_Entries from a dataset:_
•••

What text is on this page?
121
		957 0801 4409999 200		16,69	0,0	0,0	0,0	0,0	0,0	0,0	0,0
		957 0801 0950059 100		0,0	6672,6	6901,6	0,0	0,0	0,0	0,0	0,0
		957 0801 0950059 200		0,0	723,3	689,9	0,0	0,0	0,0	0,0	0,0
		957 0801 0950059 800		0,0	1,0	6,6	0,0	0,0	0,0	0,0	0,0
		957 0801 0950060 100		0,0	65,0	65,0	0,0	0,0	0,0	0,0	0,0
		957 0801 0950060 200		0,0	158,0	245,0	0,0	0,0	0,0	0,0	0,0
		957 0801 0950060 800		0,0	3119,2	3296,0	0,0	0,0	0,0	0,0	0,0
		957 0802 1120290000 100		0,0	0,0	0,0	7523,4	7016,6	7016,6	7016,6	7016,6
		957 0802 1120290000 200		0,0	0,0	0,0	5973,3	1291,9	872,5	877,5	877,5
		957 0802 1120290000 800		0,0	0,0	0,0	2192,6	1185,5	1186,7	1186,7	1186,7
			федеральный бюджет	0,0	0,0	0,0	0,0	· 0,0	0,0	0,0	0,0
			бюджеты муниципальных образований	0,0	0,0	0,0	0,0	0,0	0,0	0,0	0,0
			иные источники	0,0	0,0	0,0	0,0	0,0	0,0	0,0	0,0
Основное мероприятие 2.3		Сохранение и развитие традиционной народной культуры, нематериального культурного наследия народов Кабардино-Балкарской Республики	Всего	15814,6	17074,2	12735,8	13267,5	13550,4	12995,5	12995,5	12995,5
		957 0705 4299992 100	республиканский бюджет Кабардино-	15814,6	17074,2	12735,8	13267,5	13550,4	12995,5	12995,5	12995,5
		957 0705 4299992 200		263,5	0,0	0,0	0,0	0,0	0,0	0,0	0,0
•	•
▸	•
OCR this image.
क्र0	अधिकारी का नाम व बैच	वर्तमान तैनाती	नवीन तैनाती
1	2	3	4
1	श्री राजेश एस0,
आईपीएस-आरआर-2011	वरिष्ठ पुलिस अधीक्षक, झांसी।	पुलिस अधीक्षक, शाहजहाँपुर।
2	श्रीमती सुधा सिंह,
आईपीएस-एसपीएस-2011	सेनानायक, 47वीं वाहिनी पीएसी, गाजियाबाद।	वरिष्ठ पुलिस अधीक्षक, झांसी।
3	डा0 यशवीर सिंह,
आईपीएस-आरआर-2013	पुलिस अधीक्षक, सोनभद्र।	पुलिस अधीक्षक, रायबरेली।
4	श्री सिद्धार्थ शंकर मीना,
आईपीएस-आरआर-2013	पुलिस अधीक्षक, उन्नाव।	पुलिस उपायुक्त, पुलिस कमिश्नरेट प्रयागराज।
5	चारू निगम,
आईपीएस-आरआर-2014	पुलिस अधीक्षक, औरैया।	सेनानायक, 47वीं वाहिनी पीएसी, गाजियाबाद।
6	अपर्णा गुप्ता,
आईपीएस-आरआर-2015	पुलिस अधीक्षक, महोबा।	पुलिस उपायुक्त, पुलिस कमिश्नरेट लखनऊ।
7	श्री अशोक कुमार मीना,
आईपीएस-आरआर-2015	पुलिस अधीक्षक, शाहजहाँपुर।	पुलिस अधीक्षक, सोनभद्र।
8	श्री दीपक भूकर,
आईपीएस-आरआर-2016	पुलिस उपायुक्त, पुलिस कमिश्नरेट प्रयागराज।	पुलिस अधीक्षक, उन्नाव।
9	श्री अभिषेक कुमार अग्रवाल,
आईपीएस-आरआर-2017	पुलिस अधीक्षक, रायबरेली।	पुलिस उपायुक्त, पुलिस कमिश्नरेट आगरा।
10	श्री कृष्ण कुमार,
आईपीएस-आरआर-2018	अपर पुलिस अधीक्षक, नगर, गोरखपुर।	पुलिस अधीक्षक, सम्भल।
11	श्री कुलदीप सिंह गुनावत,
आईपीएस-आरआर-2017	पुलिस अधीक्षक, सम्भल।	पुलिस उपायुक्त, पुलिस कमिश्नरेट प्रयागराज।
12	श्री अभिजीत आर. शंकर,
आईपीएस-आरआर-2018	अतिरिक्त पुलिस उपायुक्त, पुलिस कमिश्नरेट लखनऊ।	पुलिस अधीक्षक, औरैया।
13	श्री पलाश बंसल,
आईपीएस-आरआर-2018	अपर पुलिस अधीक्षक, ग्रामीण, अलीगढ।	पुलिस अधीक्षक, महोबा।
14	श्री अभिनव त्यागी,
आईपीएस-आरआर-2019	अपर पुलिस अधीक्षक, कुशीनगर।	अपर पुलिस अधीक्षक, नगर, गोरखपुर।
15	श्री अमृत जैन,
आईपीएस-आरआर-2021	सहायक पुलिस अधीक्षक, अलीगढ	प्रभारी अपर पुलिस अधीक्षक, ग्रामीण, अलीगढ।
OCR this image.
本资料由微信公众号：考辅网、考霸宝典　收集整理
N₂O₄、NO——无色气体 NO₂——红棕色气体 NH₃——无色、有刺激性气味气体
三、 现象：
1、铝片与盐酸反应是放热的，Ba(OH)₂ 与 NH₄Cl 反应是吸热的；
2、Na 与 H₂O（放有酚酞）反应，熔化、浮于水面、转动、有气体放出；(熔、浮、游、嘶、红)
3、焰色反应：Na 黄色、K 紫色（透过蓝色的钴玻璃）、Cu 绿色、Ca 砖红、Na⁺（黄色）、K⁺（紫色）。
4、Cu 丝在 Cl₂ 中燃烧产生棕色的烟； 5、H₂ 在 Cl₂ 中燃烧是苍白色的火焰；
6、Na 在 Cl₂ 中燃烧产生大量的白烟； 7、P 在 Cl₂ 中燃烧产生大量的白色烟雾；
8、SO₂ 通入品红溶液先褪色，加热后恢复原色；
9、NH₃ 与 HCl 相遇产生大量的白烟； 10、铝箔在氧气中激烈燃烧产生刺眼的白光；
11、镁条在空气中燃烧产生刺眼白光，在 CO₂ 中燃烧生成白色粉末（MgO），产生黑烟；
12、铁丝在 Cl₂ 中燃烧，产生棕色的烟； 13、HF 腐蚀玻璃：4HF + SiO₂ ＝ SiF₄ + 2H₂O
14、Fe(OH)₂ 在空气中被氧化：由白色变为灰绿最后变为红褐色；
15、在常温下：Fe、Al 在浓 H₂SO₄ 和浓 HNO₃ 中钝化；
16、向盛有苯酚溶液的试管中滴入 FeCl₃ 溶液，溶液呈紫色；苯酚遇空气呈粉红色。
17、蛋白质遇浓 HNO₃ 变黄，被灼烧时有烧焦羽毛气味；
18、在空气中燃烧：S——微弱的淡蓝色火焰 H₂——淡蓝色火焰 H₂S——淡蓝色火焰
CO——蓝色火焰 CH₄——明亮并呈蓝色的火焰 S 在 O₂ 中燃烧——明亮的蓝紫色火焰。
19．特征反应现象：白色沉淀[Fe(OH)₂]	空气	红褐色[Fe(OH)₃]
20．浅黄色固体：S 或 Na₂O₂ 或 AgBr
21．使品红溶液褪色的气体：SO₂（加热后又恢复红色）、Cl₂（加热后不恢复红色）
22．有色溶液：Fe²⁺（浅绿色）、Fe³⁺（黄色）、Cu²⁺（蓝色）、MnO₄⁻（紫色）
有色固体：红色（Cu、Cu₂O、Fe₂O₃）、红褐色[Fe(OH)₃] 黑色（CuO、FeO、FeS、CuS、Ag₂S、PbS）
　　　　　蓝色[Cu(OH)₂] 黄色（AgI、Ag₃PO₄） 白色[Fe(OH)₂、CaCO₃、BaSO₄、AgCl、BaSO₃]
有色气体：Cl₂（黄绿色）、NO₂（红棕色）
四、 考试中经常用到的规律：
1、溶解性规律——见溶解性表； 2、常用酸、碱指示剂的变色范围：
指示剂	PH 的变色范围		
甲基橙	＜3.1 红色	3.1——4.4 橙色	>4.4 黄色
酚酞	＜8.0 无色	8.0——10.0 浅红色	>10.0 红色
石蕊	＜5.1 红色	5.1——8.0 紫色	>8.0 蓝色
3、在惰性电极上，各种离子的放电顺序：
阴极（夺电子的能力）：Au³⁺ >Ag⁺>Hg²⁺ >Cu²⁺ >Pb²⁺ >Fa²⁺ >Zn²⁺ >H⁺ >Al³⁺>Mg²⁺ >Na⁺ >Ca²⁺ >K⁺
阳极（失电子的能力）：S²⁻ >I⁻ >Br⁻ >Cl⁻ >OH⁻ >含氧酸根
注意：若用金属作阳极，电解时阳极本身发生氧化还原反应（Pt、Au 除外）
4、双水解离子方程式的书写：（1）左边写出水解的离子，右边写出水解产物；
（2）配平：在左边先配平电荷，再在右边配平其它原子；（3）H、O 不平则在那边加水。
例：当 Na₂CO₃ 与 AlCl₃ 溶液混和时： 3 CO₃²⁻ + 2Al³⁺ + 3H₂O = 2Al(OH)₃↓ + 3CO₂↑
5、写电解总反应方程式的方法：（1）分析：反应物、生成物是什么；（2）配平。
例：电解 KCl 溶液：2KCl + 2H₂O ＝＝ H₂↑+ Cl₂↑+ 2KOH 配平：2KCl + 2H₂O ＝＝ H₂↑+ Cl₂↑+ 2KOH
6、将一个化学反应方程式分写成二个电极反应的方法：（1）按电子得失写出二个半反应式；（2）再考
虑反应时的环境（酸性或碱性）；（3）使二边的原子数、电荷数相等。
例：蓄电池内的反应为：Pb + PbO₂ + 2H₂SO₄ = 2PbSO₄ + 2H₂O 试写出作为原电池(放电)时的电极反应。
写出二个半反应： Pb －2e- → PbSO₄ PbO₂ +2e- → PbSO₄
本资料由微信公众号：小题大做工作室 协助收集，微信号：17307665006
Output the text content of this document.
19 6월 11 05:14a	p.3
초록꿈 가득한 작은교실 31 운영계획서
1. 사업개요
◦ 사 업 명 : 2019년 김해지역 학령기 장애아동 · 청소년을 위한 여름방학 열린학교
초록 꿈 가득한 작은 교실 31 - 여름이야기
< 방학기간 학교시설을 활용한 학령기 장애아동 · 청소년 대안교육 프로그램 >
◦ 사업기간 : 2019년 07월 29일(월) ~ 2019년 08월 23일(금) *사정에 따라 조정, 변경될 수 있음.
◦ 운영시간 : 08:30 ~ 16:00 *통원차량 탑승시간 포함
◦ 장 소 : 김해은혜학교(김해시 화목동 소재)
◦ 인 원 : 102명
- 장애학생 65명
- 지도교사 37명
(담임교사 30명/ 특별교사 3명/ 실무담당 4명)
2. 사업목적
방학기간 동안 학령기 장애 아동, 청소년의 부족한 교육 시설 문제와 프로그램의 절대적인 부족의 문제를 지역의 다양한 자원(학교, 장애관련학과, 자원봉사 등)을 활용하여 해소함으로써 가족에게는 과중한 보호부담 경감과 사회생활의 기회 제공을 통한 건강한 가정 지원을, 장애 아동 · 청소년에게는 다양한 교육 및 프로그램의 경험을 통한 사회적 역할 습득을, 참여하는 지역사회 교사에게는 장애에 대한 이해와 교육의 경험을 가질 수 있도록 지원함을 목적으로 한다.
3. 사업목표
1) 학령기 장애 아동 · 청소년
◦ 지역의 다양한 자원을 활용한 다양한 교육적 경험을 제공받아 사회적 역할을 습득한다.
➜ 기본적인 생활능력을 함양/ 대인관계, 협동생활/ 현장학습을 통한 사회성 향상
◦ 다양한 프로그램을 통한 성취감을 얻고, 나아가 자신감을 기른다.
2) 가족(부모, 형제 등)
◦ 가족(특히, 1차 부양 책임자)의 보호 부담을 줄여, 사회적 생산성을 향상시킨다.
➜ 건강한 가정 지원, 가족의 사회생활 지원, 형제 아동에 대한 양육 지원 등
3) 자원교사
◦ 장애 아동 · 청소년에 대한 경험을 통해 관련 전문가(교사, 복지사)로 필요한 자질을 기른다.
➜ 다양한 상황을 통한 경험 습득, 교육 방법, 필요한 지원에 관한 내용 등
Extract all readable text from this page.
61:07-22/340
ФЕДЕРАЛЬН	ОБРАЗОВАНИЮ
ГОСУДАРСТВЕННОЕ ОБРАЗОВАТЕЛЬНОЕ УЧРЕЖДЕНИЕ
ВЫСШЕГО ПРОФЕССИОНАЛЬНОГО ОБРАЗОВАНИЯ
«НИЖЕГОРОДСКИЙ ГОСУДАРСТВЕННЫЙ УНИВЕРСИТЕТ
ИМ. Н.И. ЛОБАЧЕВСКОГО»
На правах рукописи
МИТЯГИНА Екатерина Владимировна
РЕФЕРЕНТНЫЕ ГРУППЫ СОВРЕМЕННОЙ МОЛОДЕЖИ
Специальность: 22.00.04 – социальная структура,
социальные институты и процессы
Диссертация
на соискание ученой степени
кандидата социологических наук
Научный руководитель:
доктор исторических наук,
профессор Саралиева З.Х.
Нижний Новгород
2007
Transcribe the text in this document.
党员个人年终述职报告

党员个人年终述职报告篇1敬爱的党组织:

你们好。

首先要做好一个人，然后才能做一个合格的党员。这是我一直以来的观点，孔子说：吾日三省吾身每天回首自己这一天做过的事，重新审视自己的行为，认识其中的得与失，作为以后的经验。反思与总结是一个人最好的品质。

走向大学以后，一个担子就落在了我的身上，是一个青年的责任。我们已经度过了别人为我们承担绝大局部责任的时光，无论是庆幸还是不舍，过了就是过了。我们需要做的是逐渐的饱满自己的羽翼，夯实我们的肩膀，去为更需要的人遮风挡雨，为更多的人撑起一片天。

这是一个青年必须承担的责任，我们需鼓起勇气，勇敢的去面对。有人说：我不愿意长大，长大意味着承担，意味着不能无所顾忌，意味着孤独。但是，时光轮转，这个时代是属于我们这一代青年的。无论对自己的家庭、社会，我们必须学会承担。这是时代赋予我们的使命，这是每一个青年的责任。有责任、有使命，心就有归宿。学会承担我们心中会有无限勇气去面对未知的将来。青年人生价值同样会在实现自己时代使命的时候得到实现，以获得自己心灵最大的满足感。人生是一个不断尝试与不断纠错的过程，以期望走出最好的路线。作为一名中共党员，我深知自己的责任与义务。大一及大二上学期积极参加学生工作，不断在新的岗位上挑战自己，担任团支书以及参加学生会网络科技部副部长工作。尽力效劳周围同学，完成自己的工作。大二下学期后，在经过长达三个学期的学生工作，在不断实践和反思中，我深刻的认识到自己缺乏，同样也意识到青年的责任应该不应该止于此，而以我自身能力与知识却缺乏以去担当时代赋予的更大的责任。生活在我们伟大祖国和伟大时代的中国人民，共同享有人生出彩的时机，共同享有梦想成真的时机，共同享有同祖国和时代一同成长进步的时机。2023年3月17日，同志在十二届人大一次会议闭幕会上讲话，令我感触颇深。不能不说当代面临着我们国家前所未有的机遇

•••

Copy all lines of the material above where the string "page" occurs.

_Written reply:_
What text is on this page?
Extract all readable text from this page.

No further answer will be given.